(begin)
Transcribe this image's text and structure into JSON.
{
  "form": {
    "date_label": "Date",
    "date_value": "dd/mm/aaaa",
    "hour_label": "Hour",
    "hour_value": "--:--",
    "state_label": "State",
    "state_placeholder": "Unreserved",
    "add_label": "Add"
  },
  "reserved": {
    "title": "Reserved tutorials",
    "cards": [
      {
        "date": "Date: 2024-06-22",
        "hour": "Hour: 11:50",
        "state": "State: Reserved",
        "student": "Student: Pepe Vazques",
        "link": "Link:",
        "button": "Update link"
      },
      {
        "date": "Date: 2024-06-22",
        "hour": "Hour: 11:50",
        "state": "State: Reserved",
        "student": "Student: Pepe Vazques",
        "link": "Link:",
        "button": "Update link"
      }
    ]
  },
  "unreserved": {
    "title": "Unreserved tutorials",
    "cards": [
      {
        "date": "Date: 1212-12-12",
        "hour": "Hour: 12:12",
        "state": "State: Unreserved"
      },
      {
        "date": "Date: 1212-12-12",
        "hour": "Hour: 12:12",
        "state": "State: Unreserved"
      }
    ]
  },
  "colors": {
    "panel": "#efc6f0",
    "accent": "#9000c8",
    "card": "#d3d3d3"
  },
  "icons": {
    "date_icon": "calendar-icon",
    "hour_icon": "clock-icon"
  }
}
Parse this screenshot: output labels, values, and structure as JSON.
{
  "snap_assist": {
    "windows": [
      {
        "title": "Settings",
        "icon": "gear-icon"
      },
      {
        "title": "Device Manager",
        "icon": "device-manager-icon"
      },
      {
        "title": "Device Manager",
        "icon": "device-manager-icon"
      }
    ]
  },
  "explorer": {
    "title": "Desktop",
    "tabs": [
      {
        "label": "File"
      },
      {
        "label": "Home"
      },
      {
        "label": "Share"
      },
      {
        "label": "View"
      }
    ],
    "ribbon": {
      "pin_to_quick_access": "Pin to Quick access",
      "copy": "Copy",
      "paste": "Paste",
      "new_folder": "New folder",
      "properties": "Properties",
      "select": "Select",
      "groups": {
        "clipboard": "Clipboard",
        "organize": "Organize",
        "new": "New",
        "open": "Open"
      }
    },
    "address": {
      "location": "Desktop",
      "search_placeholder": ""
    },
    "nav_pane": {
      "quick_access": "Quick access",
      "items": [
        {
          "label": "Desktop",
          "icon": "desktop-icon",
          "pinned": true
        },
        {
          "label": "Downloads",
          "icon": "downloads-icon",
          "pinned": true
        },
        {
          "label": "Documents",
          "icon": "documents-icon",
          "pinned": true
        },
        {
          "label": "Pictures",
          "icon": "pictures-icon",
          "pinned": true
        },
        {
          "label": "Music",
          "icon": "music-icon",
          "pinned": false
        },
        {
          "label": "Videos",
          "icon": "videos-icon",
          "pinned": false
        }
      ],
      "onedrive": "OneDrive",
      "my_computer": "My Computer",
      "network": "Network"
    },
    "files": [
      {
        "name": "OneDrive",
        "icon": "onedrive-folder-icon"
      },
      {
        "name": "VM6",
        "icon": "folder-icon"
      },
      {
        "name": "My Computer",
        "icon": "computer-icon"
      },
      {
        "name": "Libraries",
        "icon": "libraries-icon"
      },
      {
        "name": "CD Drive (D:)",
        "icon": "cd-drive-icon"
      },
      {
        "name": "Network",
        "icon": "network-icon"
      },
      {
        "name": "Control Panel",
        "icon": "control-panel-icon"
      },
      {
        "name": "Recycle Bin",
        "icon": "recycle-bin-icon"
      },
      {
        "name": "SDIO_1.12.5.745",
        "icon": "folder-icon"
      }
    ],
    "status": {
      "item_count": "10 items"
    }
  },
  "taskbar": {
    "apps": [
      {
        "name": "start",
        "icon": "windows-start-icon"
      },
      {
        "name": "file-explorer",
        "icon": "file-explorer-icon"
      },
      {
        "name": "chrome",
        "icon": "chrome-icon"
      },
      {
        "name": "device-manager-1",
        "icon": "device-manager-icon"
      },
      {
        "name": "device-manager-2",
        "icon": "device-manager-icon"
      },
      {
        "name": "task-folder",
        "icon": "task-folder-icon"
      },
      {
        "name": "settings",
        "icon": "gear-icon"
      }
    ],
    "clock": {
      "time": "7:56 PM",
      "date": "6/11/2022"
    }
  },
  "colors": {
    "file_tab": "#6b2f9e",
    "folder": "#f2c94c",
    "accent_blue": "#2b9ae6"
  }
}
(end)
WORK TO COMPLETE »
Write out the whole listing exactly.

ANSWER BELOW »
Transcribe this image's text and structure into JSON.
{
  "form": {
    "date_label": "Date",
    "date_value": "dd/mm/aaaa",
    "hour_label": "Hour",
    "hour_value": "--:--",
    "state_label": "State",
    "state_placeholder": "Unreserved",
    "add_label": "Add"
  },
  "reserved": {
    "title": "Reserved tutorials",
    "cards": [
      {
        "date": "Date: 2024-06-22",
        "hour": "Hour: 11:50",
        "state": "State: Reserved",
        "student": "Student: Pepe Vazques",
        "link": "Link:",
        "button": "Update link"
      },
      {
        "date": "Date: 2024-06-22",
        "hour": "Hour: 11:50",
        "state": "State: Reserved",
        "student": "Student: Pepe Vazques",
        "link": "Link:",
        "button": "Update link"
      }
    ]
  },
  "unreserved": {
    "title": "Unreserved tutorials",
    "cards": [
      {
        "date": "Date: 1212-12-12",
        "hour": "Hour: 12:12",
        "state": "State: Unreserved"
      },
      {
        "date": "Date: 1212-12-12",
        "hour": "Hour: 12:12",
        "state": "State: Unreserved"
      }
    ]
  },
  "colors": {
    "panel": "#efc6f0",
    "accent": "#9000c8",
    "card": "#d3d3d3"
  },
  "icons": {
    "date_icon": "calendar-icon",
    "hour_icon": "clock-icon"
  }
}
Parse this screenshot: output labels, values, and structure as JSON.
{
  "snap_assist": {
    "windows": [
      {
        "title": "Settings",
        "icon": "gear-icon"
      },
      {
        "title": "Device Manager",
        "icon": "device-manager-icon"
      },
      {
        "title": "Device Manager",
        "icon": "device-manager-icon"
      }
    ]
  },
  "explorer": {
    "title": "Desktop",
    "tabs": [
      {
        "label": "File"
      },
      {
        "label": "Home"
      },
      {
        "label": "Share"
      },
      {
        "label": "View"
      }
    ],
    "ribbon": {
      "pin_to_quick_access": "Pin to Quick access",
      "copy": "Copy",
      "paste": "Paste",
      "new_folder": "New folder",
      "properties": "Properties",
      "select": "Select",
      "groups": {
        "clipboard": "Clipboard",
        "organize": "Organize",
        "new": "New",
        "open": "Open"
      }
    },
    "address": {
      "location": "Desktop",
      "search_placeholder": ""
    },
    "nav_pane": {
      "quick_access": "Quick access",
      "items": [
        {
          "label": "Desktop",
          "icon": "desktop-icon",
          "pinned": true
        },
        {
          "label": "Downloads",
          "icon": "downloads-icon",
          "pinned": true
        },
        {
          "label": "Documents",
          "icon": "documents-icon",
          "pinned": true
        },
        {
          "label": "Pictures",
          "icon": "pictures-icon",
          "pinned": true
        },
        {
          "label": "Music",
          "icon": "music-icon",
          "pinned": false
        },
        {
          "label": "Videos",
          "icon": "videos-icon",
          "pinned": false
        }
      ],
      "onedrive": "OneDrive",
      "my_computer": "My Computer",
      "network": "Network"
    },
    "files": [
      {
        "name": "OneDrive",
        "icon": "onedrive-folder-icon"
      },
      {
        "name": "VM6",
        "icon": "folder-icon"
      },
      {
        "name": "My Computer",
        "icon": "computer-icon"
      },
      {
        "name": "Libraries",
        "icon": "libraries-icon"
      },
      {
        "name": "CD Drive (D:)",
        "icon": "cd-drive-icon"
      },
      {
        "name": "Network",
        "icon": "network-icon"
      },
      {
        "name": "Control Panel",
        "icon": "control-panel-icon"
      },
      {
        "name": "Recycle Bin",
        "icon": "recycle-bin-icon"
      },
      {
        "name": "SDIO_1.12.5.745",
        "icon": "folder-icon"
      }
    ],
    "status": {
      "item_count": "10 items"
    }
  },
  "taskbar": {
    "apps": [
      {
        "name": "start",
        "icon": "windows-start-icon"
      },
      {
        "name": "file-explorer",
        "icon": "file-explorer-icon"
      },
      {
        "name": "chrome",
        "icon": "chrome-icon"
      },
      {
        "name": "device-manager-1",
        "icon": "device-manager-icon"
      },
      {
        "name": "device-manager-2",
        "icon": "device-manager-icon"
      },
      {
        "name": "task-folder",
        "icon": "task-folder-icon"
      },
      {
        "name": "settings",
        "icon": "gear-icon"
      }
    ],
    "clock": {
      "time": "7:56 PM",
      "date": "6/11/2022"
    }
  },
  "colors": {
    "file_tab": "#6b2f9e",
    "folder": "#f2c94c",
    "accent_blue": "#2b9ae6"
  }
}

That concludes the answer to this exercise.